= Stated problem =
Below is a set of records; print all of them exactly as written.

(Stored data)

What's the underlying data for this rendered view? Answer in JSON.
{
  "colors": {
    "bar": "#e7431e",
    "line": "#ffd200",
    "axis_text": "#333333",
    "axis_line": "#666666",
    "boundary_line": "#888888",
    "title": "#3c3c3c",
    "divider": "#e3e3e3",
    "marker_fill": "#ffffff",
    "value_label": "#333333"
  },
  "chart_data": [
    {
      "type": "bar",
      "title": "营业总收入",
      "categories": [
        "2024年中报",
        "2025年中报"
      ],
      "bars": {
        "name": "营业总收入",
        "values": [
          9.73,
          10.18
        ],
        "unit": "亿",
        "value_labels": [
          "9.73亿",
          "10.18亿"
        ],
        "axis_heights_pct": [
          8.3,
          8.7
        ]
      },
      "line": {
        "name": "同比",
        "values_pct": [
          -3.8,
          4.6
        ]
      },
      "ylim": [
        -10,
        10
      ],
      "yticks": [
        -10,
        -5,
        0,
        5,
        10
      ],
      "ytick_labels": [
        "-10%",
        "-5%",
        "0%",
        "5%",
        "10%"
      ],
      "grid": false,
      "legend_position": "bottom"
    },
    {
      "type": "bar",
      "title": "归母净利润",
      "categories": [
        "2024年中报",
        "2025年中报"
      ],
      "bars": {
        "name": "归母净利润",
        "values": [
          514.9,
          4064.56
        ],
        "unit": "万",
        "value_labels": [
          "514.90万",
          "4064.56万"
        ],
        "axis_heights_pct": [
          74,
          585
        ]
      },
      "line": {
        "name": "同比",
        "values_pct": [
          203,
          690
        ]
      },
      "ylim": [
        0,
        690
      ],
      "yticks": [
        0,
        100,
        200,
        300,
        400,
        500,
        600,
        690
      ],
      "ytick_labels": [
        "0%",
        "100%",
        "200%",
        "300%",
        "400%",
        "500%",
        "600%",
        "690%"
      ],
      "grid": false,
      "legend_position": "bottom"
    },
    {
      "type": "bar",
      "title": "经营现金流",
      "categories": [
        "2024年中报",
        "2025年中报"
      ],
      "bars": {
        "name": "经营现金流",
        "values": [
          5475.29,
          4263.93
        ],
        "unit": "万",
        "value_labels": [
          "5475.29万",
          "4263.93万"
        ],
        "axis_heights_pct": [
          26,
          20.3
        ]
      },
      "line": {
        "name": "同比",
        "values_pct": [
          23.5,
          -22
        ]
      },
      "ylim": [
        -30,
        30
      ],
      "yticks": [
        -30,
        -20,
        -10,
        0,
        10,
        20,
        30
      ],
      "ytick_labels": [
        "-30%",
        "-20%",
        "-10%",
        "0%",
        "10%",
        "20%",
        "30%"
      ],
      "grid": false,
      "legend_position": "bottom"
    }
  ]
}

= Solution to the exercise =
What's the underlying data for this rendered view? Answer in JSON.
{
  "colors": {
    "bar": "#e7431e",
    "line": "#ffd200",
    "axis_text": "#333333",
    "axis_line": "#666666",
    "boundary_line": "#888888",
    "title": "#3c3c3c",
    "divider": "#e3e3e3",
    "marker_fill": "#ffffff",
    "value_label": "#333333"
  },
  "chart_data": [
    {
      "type": "bar",
      "title": "营业总收入",
      "categories": [
        "2024年中报",
        "2025年中报"
      ],
      "bars": {
        "name": "营业总收入",
        "values": [
          9.73,
          10.18
        ],
        "unit": "亿",
        "value_labels": [
          "9.73亿",
          "10.18亿"
        ],
        "axis_heights_pct": [
          8.3,
          8.7
        ]
      },
      "line": {
        "name": "同比",
        "values_pct": [
          -3.8,
          4.6
        ]
      },
      "ylim": [
        -10,
        10
      ],
      "yticks": [
        -10,
        -5,
        0,
        5,
        10
      ],
      "ytick_labels": [
        "-10%",
        "-5%",
        "0%",
        "5%",
        "10%"
      ],
      "grid": false,
      "legend_position": "bottom"
    },
    {
      "type": "bar",
      "title": "归母净利润",
      "categories": [
        "2024年中报",
        "2025年中报"
      ],
      "bars": {
        "name": "归母净利润",
        "values": [
          514.9,
          4064.56
        ],
        "unit": "万",
        "value_labels": [
          "514.90万",
          "4064.56万"
        ],
        "axis_heights_pct": [
          74,
          585
        ]
      },
      "line": {
        "name": "同比",
        "values_pct": [
          203,
          690
        ]
      },
      "ylim": [
        0,
        690
      ],
      "yticks": [
        0,
        100,
        200,
        300,
        400,
        500,
        600,
        690
      ],
      "ytick_labels": [
        "0%",
        "100%",
        "200%",
        "300%",
        "400%",
        "500%",
        "600%",
        "690%"
      ],
      "grid": false,
      "legend_position": "bottom"
    },
    {
      "type": "bar",
      "title": "经营现金流",
      "categories": [
        "2024年中报",
        "2025年中报"
      ],
      "bars": {
        "name": "经营现金流",
        "values": [
          5475.29,
          4263.93
        ],
        "unit": "万",
        "value_labels": [
          "5475.29万",
          "4263.93万"
        ],
        "axis_heights_pct": [
          26,
          20.3
        ]
      },
      "line": {
        "name": "同比",
        "values_pct": [
          23.5,
          -22
        ]
      },
      "ylim": [
        -30,
        30
      ],
      "yticks": [
        -30,
        -20,
        -10,
        0,
        10,
        20,
        30
      ],
      "ytick_labels": [
        "-30%",
        "-20%",
        "-10%",
        "0%",
        "10%",
        "20%",
        "30%"
      ],
      "grid": false,
      "legend_position": "bottom"
    }
  ]
}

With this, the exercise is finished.